Swap "download-info" for "download-entry" in the data below, starting at the line that has "svg-text:X: X bbox=[46, 287, 53, 298]" and ending after the line that has "file-details: 100% [614.0". Give back only those lines, with nothing else changed.

+++

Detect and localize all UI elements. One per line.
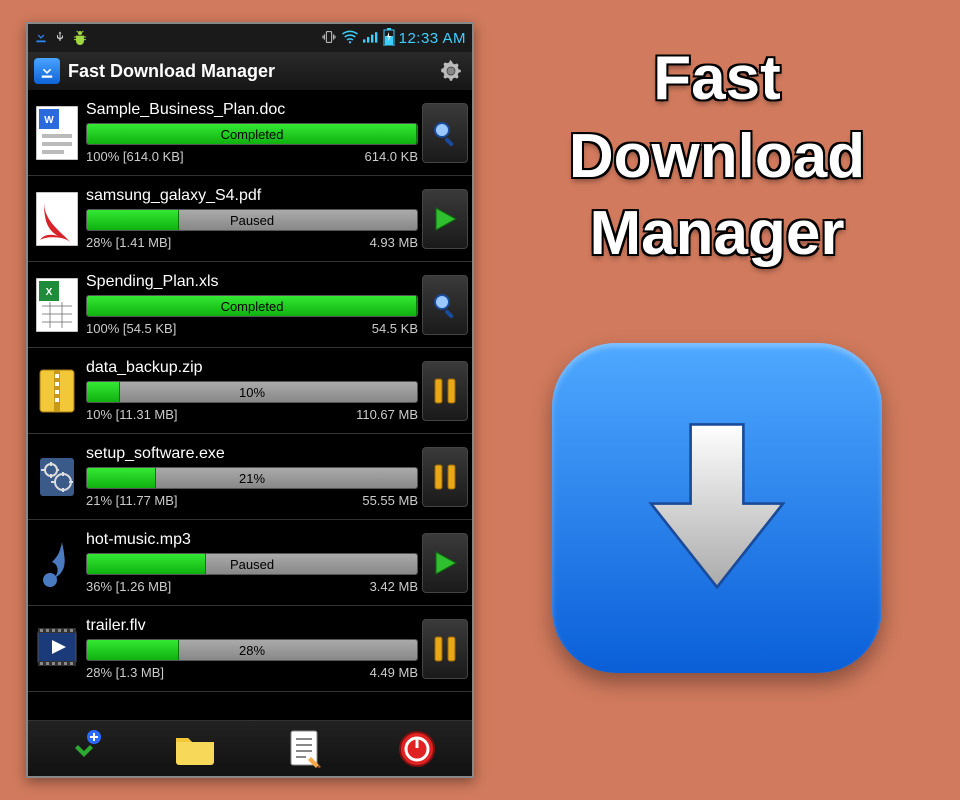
svg-text:X: X bbox=[46, 287, 53, 298]
download-info: hot-music.mp3 Paused 36% [1.26 MB] 3.42 MB bbox=[86, 531, 418, 594]
download-info: trailer.flv 28% 28% [1.3 MB] 4.49 MB bbox=[86, 617, 418, 680]
file-details: 100% [614.0 KB] 614.0 KB bbox=[86, 149, 418, 164]
progress-bar: Completed bbox=[86, 295, 418, 317]
download-info: setup_software.exe 21% 21% [11.77 MB] 55.55… bbox=[86, 445, 418, 508]
statusbar: 12:33 AM bbox=[28, 24, 472, 52]
progress-label: 28% bbox=[87, 640, 417, 660]
file-type-icon bbox=[32, 618, 82, 680]
file-details: 28% [1.3 MB] 4.49 MB bbox=[86, 665, 418, 680]
detail-right: 614.0 KB bbox=[365, 149, 419, 164]
appbar: Fast Download Manager bbox=[28, 52, 472, 90]
action-pause-button[interactable] bbox=[422, 447, 468, 507]
wifi-icon bbox=[341, 30, 359, 47]
promo-line1: Fast bbox=[569, 40, 865, 118]
file-details: 28% [1.41 MB] 4.93 MB bbox=[86, 235, 418, 250]
settings-button[interactable] bbox=[436, 56, 466, 86]
action-play-button[interactable] bbox=[422, 189, 468, 249]
progress-bar: Paused bbox=[86, 209, 418, 231]
progress-label: Completed bbox=[87, 296, 417, 316]
vibrate-icon bbox=[321, 29, 337, 48]
action-pause-button[interactable] bbox=[422, 619, 468, 679]
detail-left: 21% [11.77 MB] bbox=[86, 493, 178, 508]
promo-line2: Download bbox=[569, 118, 865, 196]
detail-left: 10% [11.31 MB] bbox=[86, 407, 178, 422]
progress-bar: 28% bbox=[86, 639, 418, 661]
promo-panel: Fast Download Manager bbox=[474, 0, 960, 800]
phone-screen: 12:33 AM Fast Download Manager W Sample_B… bbox=[26, 22, 474, 778]
file-name: data_backup.zip bbox=[86, 359, 418, 377]
file-name: Spending_Plan.xls bbox=[86, 273, 418, 291]
action-search-button[interactable] bbox=[422, 275, 468, 335]
file-name: samsung_galaxy_S4.pdf bbox=[86, 187, 418, 205]
detail-left: 28% [1.41 MB] bbox=[86, 235, 171, 250]
status-clock: 12:33 AM bbox=[399, 30, 466, 47]
download-status-icon bbox=[34, 30, 48, 47]
detail-left: 100% [54.5 KB] bbox=[86, 321, 176, 336]
progress-label: Completed bbox=[87, 124, 417, 144]
file-type-icon bbox=[32, 532, 82, 594]
detail-right: 110.67 MB bbox=[356, 407, 418, 422]
debug-icon bbox=[72, 29, 88, 48]
file-type-icon bbox=[32, 446, 82, 508]
file-type-icon bbox=[32, 188, 82, 250]
file-name: Sample_Business_Plan.doc bbox=[86, 101, 418, 119]
download-info: samsung_galaxy_S4.pdf Paused 28% [1.41 MB]… bbox=[86, 187, 418, 250]
app-logo bbox=[552, 343, 882, 673]
download-item[interactable]: data_backup.zip 10% 10% [11.31 MB] 110.67 M… bbox=[28, 348, 472, 434]
progress-label: 21% bbox=[87, 468, 417, 488]
progress-bar: 21% bbox=[86, 467, 418, 489]
action-pause-button[interactable] bbox=[422, 361, 468, 421]
app-title: Fast Download Manager bbox=[68, 61, 428, 82]
progress-label: 10% bbox=[87, 382, 417, 402]
detail-right: 3.42 MB bbox=[370, 579, 418, 594]
folder-button[interactable] bbox=[167, 725, 223, 773]
download-info: data_backup.zip 10% 10% [11.31 MB] 110.67 M… bbox=[86, 359, 418, 422]
add-download-button[interactable] bbox=[56, 725, 112, 773]
download-info: Spending_Plan.xls Completed 100% [54.5 KB]… bbox=[86, 273, 418, 336]
signal-icon bbox=[363, 30, 379, 47]
file-name: setup_software.exe bbox=[86, 445, 418, 463]
detail-right: 4.93 MB bbox=[370, 235, 418, 250]
promo-title: Fast Download Manager bbox=[569, 40, 865, 273]
detail-right: 55.55 MB bbox=[362, 493, 418, 508]
file-details: 100% [54.5 KB] 54.5 KB bbox=[86, 321, 418, 336]
detail-right: 4.49 MB bbox=[370, 665, 418, 680]
download-item[interactable]: samsung_galaxy_S4.pdf Paused 28% [1.41 MB]… bbox=[28, 176, 472, 262]
file-type-icon: W bbox=[32, 102, 82, 164]
power-button[interactable] bbox=[389, 725, 445, 773]
detail-left: 36% [1.26 MB] bbox=[86, 579, 171, 594]
download-item[interactable]: trailer.flv 28% 28% [1.3 MB] 4.49 MB bbox=[28, 606, 472, 692]
battery-icon bbox=[383, 28, 395, 49]
detail-left: 28% [1.3 MB] bbox=[86, 665, 164, 680]
bottom-bar bbox=[28, 720, 472, 776]
download-item[interactable]: W Sample_Business_Plan.doc Completed 100% [… bbox=[28, 90, 472, 176]
file-name: hot-music.mp3 bbox=[86, 531, 418, 549]
usb-icon bbox=[54, 29, 66, 48]
file-type-icon bbox=[32, 360, 82, 422]
action-play-button[interactable] bbox=[422, 533, 468, 593]
file-details: 10% [11.31 MB] 110.67 MB bbox=[86, 407, 418, 422]
file-type-icon: X bbox=[32, 274, 82, 336]
app-icon bbox=[34, 58, 60, 84]
progress-bar: Paused bbox=[86, 553, 418, 575]
progress-label: Paused bbox=[87, 210, 417, 230]
detail-left: 100% [614.0 KB] bbox=[86, 149, 184, 164]
file-details: 36% [1.26 MB] 3.42 MB bbox=[86, 579, 418, 594]
download-item[interactable]: X Spending_Plan.xls Completed 100% [54.5 KB… bbox=[28, 262, 472, 348]
download-info: Sample_Business_Plan.doc Completed 100% [6… bbox=[86, 101, 418, 164]
file-details: 21% [11.77 MB] 55.55 MB bbox=[86, 493, 418, 508]
detail-right: 54.5 KB bbox=[372, 321, 418, 336]
download-item[interactable]: setup_software.exe 21% 21% [11.77 MB] 55.55… bbox=[28, 434, 472, 520]
download-item[interactable]: hot-music.mp3 Paused 36% [1.26 MB] 3.42 MB bbox=[28, 520, 472, 606]
progress-bar: Completed bbox=[86, 123, 418, 145]
progress-label: Paused bbox=[87, 554, 417, 574]
file-name: trailer.flv bbox=[86, 617, 418, 635]
svg-text:W: W bbox=[44, 115, 54, 126]
action-search-button[interactable] bbox=[422, 103, 468, 163]
promo-line3: Manager bbox=[569, 195, 865, 273]
downloads-list[interactable]: W Sample_Business_Plan.doc Completed 100% [… bbox=[28, 90, 472, 720]
progress-bar: 10% bbox=[86, 381, 418, 403]
list-button[interactable] bbox=[278, 725, 334, 773]
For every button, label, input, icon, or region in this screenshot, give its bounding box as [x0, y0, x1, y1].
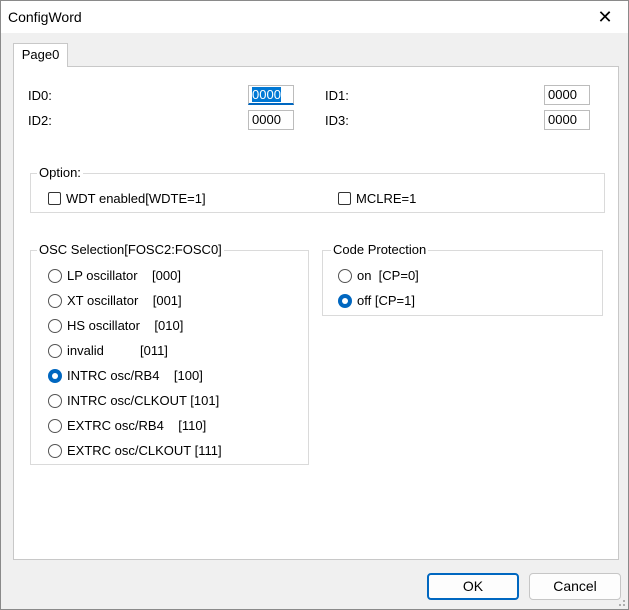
osc-radio-invalid[interactable]: invalid [011] [48, 343, 168, 358]
id1-value: 0000 [548, 87, 577, 102]
tab-page0[interactable]: Page0 [13, 43, 68, 67]
osc-radio-intrc-rb4-label: INTRC osc/RB4 [100] [67, 368, 203, 383]
osc-radio-intrc-clkout-label: INTRC osc/CLKOUT [101] [67, 393, 220, 408]
title-bar[interactable]: ConfigWord ✕ [1, 1, 628, 33]
close-button[interactable]: ✕ [582, 1, 628, 33]
cp-radio-off-label: off [CP=1] [357, 293, 415, 308]
window-title: ConfigWord [8, 9, 82, 25]
id2-label: ID2: [28, 113, 52, 128]
option-group-title: Option: [37, 165, 83, 180]
id0-value: 0000 [252, 87, 281, 102]
osc-radio-xt-label: XT oscillator [001] [67, 293, 182, 308]
code-protection-group-title: Code Protection [331, 242, 429, 257]
close-icon: ✕ [597, 6, 613, 27]
id3-field[interactable]: 0000 [544, 110, 590, 130]
id1-field[interactable]: 0000 [544, 85, 590, 105]
radio-circle-selected [48, 368, 62, 383]
radio-circle [48, 318, 62, 333]
osc-radio-extrc-clkout-label: EXTRC osc/CLKOUT [111] [67, 443, 222, 458]
id1-label: ID1: [325, 88, 349, 103]
mclre-checkbox-label: MCLRE=1 [356, 191, 417, 206]
tab-panel-page0: ID0: 0000 ID1: 0000 ID2: 0000 ID3: 0000 … [13, 66, 619, 560]
osc-selection-group-title: OSC Selection[FOSC2:FOSC0] [37, 242, 224, 257]
id0-field[interactable]: 0000 [248, 85, 294, 105]
mclre-checkbox-box [338, 192, 351, 205]
radio-circle [48, 343, 62, 358]
osc-radio-intrc-rb4[interactable]: INTRC osc/RB4 [100] [48, 368, 203, 383]
cp-radio-on[interactable]: on [CP=0] [338, 268, 419, 283]
radio-circle [48, 443, 62, 458]
osc-radio-intrc-clkout[interactable]: INTRC osc/CLKOUT [101] [48, 393, 219, 408]
radio-circle [338, 268, 352, 283]
osc-radio-extrc-rb4-label: EXTRC osc/RB4 [110] [67, 418, 207, 433]
cancel-button[interactable]: Cancel [529, 573, 621, 600]
radio-circle [48, 418, 62, 433]
osc-radio-lp-label: LP oscillator [000] [67, 268, 181, 283]
mclre-checkbox[interactable]: MCLRE=1 [338, 191, 416, 206]
id0-label: ID0: [28, 88, 52, 103]
osc-radio-xt[interactable]: XT oscillator [001] [48, 293, 182, 308]
id2-value: 0000 [252, 112, 281, 127]
osc-radio-lp[interactable]: LP oscillator [000] [48, 268, 181, 283]
ok-button[interactable]: OK [427, 573, 519, 600]
wdte-checkbox-label: WDT enabled[WDTE=1] [66, 191, 206, 206]
osc-radio-hs-label: HS oscillator [010] [67, 318, 184, 333]
radio-circle [48, 393, 62, 408]
osc-radio-hs[interactable]: HS oscillator [010] [48, 318, 183, 333]
radio-circle-selected [338, 293, 352, 308]
radio-circle [48, 268, 62, 283]
osc-radio-invalid-label: invalid [011] [67, 343, 168, 358]
cp-radio-on-label: on [CP=0] [357, 268, 419, 283]
osc-radio-extrc-rb4[interactable]: EXTRC osc/RB4 [110] [48, 418, 206, 433]
id2-field[interactable]: 0000 [248, 110, 294, 130]
resize-grip-icon[interactable] [616, 597, 626, 607]
id3-value: 0000 [548, 112, 577, 127]
wdte-checkbox[interactable]: WDT enabled[WDTE=1] [48, 191, 206, 206]
osc-radio-extrc-clkout[interactable]: EXTRC osc/CLKOUT [111] [48, 443, 222, 458]
config-word-dialog: ConfigWord ✕ Page0 ID0: 0000 ID1: 0000 I… [0, 0, 629, 610]
id3-label: ID3: [325, 113, 349, 128]
wdte-checkbox-box [48, 192, 61, 205]
radio-circle [48, 293, 62, 308]
cp-radio-off[interactable]: off [CP=1] [338, 293, 415, 308]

+++

Written reply -
svg-text:X: X bbox=[46, 287, 53, 298]
download-entry: hot-music.mp3 Paused 36% [1.26 MB] 3.42 MB bbox=[86, 531, 418, 594]
download-entry: trailer.flv 28% 28% [1.3 MB] 4.49 MB bbox=[86, 617, 418, 680]
file-details: 100% [614.0 KB] 614.0 KB bbox=[86, 149, 418, 164]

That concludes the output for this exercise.